## Exercise
Below are the records. Gather each line that holds "name".

Dataset start

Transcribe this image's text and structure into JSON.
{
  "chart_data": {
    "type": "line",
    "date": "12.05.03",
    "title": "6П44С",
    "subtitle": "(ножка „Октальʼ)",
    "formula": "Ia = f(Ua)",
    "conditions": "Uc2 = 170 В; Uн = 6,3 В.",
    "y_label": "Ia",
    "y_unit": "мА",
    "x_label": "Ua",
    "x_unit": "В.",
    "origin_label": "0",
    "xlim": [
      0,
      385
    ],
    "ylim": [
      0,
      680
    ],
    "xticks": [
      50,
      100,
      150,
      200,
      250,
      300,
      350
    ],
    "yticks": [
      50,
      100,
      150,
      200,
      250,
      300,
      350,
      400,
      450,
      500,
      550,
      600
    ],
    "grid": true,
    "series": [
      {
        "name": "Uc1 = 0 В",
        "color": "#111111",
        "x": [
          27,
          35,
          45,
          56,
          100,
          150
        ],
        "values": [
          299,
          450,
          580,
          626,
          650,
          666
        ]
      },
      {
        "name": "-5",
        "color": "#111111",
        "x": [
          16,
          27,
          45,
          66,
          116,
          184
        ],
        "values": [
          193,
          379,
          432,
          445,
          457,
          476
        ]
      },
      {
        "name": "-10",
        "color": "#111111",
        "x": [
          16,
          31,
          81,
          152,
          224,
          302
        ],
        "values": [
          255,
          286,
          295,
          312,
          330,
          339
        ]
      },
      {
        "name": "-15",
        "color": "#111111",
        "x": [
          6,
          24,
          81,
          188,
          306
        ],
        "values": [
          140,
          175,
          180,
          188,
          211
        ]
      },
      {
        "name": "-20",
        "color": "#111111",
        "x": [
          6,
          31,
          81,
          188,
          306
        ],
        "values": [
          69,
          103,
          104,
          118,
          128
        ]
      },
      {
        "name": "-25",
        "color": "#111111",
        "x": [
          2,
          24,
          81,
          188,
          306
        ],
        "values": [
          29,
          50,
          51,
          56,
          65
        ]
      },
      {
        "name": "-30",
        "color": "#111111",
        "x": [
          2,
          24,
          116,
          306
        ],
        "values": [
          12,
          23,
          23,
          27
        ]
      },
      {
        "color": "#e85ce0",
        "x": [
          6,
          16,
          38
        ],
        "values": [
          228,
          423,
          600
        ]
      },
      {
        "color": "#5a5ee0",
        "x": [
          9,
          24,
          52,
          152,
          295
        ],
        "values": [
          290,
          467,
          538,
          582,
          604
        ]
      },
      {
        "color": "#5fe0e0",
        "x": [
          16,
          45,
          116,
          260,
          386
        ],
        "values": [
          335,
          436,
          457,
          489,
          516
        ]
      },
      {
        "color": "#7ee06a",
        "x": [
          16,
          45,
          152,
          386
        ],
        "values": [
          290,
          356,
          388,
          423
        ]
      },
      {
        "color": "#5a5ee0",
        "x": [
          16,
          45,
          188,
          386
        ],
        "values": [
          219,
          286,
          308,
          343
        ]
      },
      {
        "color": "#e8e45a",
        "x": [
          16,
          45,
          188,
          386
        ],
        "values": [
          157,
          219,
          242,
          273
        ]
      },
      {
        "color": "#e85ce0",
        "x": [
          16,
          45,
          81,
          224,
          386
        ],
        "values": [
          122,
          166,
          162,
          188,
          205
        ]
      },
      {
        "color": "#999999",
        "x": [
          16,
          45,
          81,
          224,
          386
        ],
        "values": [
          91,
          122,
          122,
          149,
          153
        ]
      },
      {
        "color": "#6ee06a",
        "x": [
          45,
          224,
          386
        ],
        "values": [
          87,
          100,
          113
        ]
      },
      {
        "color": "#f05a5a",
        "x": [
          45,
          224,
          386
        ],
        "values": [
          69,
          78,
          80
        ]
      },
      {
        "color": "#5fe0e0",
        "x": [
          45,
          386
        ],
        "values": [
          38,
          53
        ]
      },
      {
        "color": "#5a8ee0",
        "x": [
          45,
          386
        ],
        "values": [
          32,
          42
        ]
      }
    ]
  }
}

Dataset end

## Response
        "name": "Uc1 = 0 В",
        "name": "-5",
        "name": "-10",
        "name": "-15",
        "name": "-20",
        "name": "-25",
        "name": "-30",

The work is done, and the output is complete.